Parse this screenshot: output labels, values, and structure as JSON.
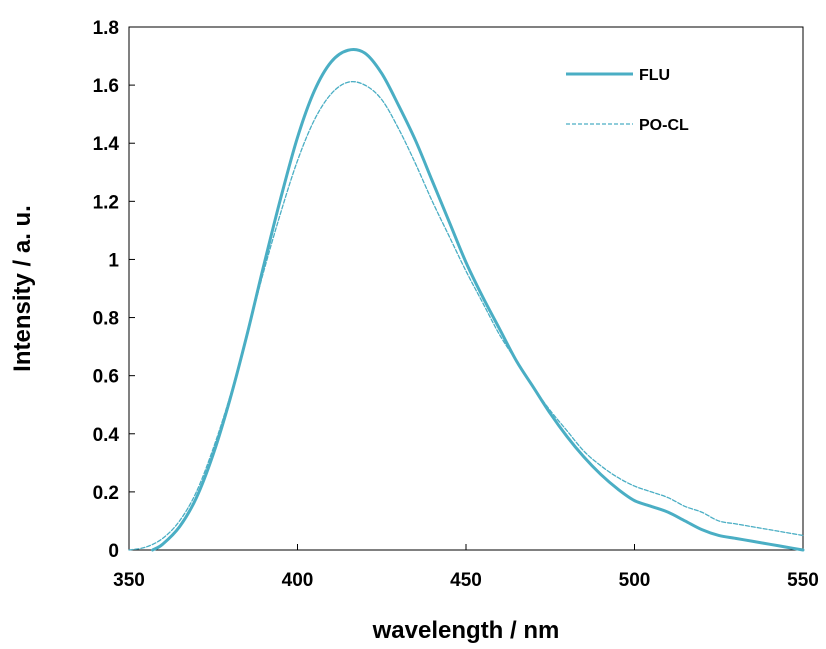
{
  "chart_data": {
    "type": "line",
    "title": "",
    "xlabel": "wavelength / nm",
    "ylabel": "Intensity / a. u.",
    "xlim": [
      350,
      550
    ],
    "ylim": [
      0,
      1.8
    ],
    "x_ticks": [
      350,
      400,
      450,
      500,
      550
    ],
    "y_ticks": [
      0,
      0.2,
      0.4,
      0.6,
      0.8,
      1,
      1.2,
      1.4,
      1.6,
      1.8
    ],
    "x_tick_labels": [
      "350",
      "400",
      "450",
      "500",
      "550"
    ],
    "y_tick_labels": [
      "0",
      "0.2",
      "0.4",
      "0.6",
      "0.8",
      "1",
      "1.2",
      "1.4",
      "1.6",
      "1.8"
    ],
    "grid": false,
    "legend_position": "top-right",
    "series": [
      {
        "name": "FLU",
        "color": "#4aaec4",
        "style": "solid",
        "x": [
          357,
          360,
          365,
          370,
          375,
          380,
          385,
          390,
          395,
          400,
          405,
          410,
          415,
          420,
          425,
          430,
          435,
          440,
          445,
          450,
          455,
          460,
          465,
          470,
          475,
          480,
          485,
          490,
          495,
          500,
          505,
          510,
          515,
          520,
          525,
          530,
          535,
          540,
          545,
          550
        ],
        "y": [
          0.0,
          0.02,
          0.08,
          0.18,
          0.33,
          0.52,
          0.74,
          0.98,
          1.21,
          1.42,
          1.58,
          1.68,
          1.72,
          1.71,
          1.64,
          1.53,
          1.41,
          1.27,
          1.13,
          0.99,
          0.87,
          0.76,
          0.65,
          0.56,
          0.47,
          0.39,
          0.32,
          0.26,
          0.21,
          0.17,
          0.15,
          0.13,
          0.1,
          0.07,
          0.05,
          0.04,
          0.03,
          0.02,
          0.01,
          0.0
        ]
      },
      {
        "name": "PO-CL",
        "color": "#4aaec4",
        "style": "dashed",
        "x": [
          350,
          355,
          360,
          365,
          370,
          375,
          380,
          385,
          390,
          395,
          400,
          405,
          410,
          415,
          420,
          425,
          430,
          435,
          440,
          445,
          450,
          455,
          460,
          465,
          470,
          475,
          480,
          485,
          490,
          495,
          500,
          505,
          510,
          515,
          520,
          525,
          530,
          535,
          540,
          545,
          550
        ],
        "y": [
          0.0,
          0.01,
          0.04,
          0.1,
          0.2,
          0.35,
          0.53,
          0.74,
          0.96,
          1.16,
          1.34,
          1.48,
          1.57,
          1.61,
          1.6,
          1.55,
          1.45,
          1.33,
          1.2,
          1.08,
          0.96,
          0.85,
          0.74,
          0.65,
          0.56,
          0.48,
          0.41,
          0.34,
          0.29,
          0.25,
          0.22,
          0.2,
          0.18,
          0.15,
          0.13,
          0.1,
          0.09,
          0.08,
          0.07,
          0.06,
          0.05
        ]
      }
    ]
  }
}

· · · · · · ·

### Exercise requirements
All the records need to be repeated exactly, with the images dropped.

### Complete output
Parse this screenshot: output labels, values, and structure as JSON.
{
  "chart_data": {
    "type": "line",
    "title": "",
    "xlabel": "wavelength / nm",
    "ylabel": "Intensity / a. u.",
    "xlim": [
      350,
      550
    ],
    "ylim": [
      0,
      1.8
    ],
    "x_ticks": [
      350,
      400,
      450,
      500,
      550
    ],
    "y_ticks": [
      0,
      0.2,
      0.4,
      0.6,
      0.8,
      1,
      1.2,
      1.4,
      1.6,
      1.8
    ],
    "x_tick_labels": [
      "350",
      "400",
      "450",
      "500",
      "550"
    ],
    "y_tick_labels": [
      "0",
      "0.2",
      "0.4",
      "0.6",
      "0.8",
      "1",
      "1.2",
      "1.4",
      "1.6",
      "1.8"
    ],
    "grid": false,
    "legend_position": "top-right",
    "series": [
      {
        "name": "FLU",
        "color": "#4aaec4",
        "style": "solid",
        "x": [
          357,
          360,
          365,
          370,
          375,
          380,
          385,
          390,
          395,
          400,
          405,
          410,
          415,
          420,
          425,
          430,
          435,
          440,
          445,
          450,
          455,
          460,
          465,
          470,
          475,
          480,
          485,
          490,
          495,
          500,
          505,
          510,
          515,
          520,
          525,
          530,
          535,
          540,
          545,
          550
        ],
        "y": [
          0.0,
          0.02,
          0.08,
          0.18,
          0.33,
          0.52,
          0.74,
          0.98,
          1.21,
          1.42,
          1.58,
          1.68,
          1.72,
          1.71,
          1.64,
          1.53,
          1.41,
          1.27,
          1.13,
          0.99,
          0.87,
          0.76,
          0.65,
          0.56,
          0.47,
          0.39,
          0.32,
          0.26,
          0.21,
          0.17,
          0.15,
          0.13,
          0.1,
          0.07,
          0.05,
          0.04,
          0.03,
          0.02,
          0.01,
          0.0
        ]
      },
      {
        "name": "PO-CL",
        "color": "#4aaec4",
        "style": "dashed",
        "x": [
          350,
          355,
          360,
          365,
          370,
          375,
          380,
          385,
          390,
          395,
          400,
          405,
          410,
          415,
          420,
          425,
          430,
          435,
          440,
          445,
          450,
          455,
          460,
          465,
          470,
          475,
          480,
          485,
          490,
          495,
          500,
          505,
          510,
          515,
          520,
          525,
          530,
          535,
          540,
          545,
          550
        ],
        "y": [
          0.0,
          0.01,
          0.04,
          0.1,
          0.2,
          0.35,
          0.53,
          0.74,
          0.96,
          1.16,
          1.34,
          1.48,
          1.57,
          1.61,
          1.6,
          1.55,
          1.45,
          1.33,
          1.2,
          1.08,
          0.96,
          0.85,
          0.74,
          0.65,
          0.56,
          0.48,
          0.41,
          0.34,
          0.29,
          0.25,
          0.22,
          0.2,
          0.18,
          0.15,
          0.13,
          0.1,
          0.09,
          0.08,
          0.07,
          0.06,
          0.05
        ]
      }
    ]
  }
}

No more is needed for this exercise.